__Instructions to follow__. In the records that follow, locate every line with "pages" and extract it.

════

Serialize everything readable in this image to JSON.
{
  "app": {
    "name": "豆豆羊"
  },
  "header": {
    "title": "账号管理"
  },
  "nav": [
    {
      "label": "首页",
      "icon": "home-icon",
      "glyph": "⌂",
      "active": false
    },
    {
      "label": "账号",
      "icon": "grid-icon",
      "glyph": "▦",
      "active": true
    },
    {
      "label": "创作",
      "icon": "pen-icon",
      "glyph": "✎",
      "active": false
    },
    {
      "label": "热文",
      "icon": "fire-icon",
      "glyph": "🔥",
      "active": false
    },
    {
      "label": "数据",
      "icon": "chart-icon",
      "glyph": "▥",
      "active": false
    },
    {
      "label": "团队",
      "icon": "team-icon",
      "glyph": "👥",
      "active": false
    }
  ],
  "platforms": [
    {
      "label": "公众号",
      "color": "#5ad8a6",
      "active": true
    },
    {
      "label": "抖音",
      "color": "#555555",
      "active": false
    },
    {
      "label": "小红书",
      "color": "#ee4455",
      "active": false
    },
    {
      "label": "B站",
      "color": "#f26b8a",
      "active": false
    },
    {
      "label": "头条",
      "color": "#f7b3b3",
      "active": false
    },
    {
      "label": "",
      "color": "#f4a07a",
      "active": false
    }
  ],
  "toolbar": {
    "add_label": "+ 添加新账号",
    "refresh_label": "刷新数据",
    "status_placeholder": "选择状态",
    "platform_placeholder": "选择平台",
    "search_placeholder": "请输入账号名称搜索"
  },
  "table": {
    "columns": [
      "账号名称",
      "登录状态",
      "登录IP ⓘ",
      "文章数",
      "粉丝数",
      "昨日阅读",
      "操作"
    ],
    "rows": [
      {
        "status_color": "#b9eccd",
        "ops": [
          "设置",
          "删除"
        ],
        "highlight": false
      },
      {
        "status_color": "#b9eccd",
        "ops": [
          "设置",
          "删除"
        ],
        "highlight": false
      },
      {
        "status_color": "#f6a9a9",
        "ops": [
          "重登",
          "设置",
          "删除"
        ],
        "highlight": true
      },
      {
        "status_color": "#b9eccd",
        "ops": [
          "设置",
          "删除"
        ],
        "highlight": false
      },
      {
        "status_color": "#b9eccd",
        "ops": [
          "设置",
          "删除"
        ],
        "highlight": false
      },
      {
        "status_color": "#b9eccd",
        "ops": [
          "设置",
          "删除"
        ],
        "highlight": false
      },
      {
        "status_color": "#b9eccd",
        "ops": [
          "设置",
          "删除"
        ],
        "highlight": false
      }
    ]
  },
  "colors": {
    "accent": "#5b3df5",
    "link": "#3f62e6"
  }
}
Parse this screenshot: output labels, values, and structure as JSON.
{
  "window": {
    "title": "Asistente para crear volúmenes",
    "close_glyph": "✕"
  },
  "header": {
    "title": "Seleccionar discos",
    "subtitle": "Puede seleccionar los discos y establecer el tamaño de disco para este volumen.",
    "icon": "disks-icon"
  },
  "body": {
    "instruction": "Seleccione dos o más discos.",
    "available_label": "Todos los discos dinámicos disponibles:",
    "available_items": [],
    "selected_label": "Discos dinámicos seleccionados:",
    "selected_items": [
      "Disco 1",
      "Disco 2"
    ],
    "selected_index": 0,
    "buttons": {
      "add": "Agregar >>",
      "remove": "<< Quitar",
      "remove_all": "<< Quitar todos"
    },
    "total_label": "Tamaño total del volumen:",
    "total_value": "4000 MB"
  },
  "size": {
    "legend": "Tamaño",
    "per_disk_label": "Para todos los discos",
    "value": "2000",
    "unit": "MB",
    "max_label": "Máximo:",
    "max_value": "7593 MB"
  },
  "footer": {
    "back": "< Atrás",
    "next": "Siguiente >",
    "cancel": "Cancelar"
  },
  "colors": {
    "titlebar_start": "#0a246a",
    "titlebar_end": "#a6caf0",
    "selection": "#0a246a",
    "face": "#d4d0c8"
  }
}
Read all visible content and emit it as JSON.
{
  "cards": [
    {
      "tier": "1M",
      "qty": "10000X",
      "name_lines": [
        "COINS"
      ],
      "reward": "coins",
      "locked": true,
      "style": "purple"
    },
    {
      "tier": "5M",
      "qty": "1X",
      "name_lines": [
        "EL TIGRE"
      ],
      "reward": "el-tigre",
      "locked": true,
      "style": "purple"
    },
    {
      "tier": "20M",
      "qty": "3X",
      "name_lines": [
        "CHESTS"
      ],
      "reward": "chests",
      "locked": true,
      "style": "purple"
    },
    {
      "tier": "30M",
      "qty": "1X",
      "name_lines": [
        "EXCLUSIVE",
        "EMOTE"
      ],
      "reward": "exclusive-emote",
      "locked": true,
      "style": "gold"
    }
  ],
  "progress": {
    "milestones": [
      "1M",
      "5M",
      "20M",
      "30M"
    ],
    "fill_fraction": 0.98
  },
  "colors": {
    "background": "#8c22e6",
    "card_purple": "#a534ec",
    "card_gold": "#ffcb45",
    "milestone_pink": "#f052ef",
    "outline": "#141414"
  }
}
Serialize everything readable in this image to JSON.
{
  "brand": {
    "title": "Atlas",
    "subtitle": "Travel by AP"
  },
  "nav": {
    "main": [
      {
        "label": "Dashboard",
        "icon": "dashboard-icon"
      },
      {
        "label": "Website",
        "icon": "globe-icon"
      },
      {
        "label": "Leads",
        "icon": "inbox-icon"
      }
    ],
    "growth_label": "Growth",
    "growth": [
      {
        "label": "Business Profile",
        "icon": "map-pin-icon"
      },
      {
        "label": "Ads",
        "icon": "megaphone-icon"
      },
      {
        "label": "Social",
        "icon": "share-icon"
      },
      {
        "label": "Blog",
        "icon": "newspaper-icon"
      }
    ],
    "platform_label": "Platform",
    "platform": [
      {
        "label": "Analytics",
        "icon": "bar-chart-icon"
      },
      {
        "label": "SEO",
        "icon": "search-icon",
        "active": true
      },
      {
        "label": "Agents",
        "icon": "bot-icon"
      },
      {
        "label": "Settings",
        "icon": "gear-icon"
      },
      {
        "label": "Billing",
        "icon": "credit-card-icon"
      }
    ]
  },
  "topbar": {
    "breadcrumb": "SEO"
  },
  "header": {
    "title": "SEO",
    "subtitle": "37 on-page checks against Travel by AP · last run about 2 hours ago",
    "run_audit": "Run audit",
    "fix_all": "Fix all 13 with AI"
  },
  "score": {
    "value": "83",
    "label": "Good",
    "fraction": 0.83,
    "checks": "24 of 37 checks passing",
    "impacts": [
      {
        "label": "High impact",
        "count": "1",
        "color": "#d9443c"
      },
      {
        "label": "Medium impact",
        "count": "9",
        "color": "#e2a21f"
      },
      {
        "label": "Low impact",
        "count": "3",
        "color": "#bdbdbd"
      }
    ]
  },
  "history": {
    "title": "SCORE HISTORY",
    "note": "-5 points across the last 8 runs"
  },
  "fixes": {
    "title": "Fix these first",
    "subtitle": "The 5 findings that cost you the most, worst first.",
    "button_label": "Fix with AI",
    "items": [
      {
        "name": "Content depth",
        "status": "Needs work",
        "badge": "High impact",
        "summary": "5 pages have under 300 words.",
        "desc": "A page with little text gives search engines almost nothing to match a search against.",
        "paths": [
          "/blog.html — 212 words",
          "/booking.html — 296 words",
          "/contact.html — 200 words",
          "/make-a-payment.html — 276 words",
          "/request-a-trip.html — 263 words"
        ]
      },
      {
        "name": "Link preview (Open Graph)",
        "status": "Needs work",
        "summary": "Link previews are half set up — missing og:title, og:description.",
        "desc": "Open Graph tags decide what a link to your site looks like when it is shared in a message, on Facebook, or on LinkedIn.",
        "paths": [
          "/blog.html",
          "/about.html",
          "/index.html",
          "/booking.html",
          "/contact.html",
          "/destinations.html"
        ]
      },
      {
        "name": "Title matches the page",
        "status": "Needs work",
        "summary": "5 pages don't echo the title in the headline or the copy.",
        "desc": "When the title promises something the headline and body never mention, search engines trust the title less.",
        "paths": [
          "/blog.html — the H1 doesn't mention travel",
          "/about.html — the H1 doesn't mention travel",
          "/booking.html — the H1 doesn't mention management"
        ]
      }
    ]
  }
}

════

__Exercise output__.
        "summary": "5 pages have under 300 words.",
        "summary": "5 pages don't echo the title in the headline or the copy.",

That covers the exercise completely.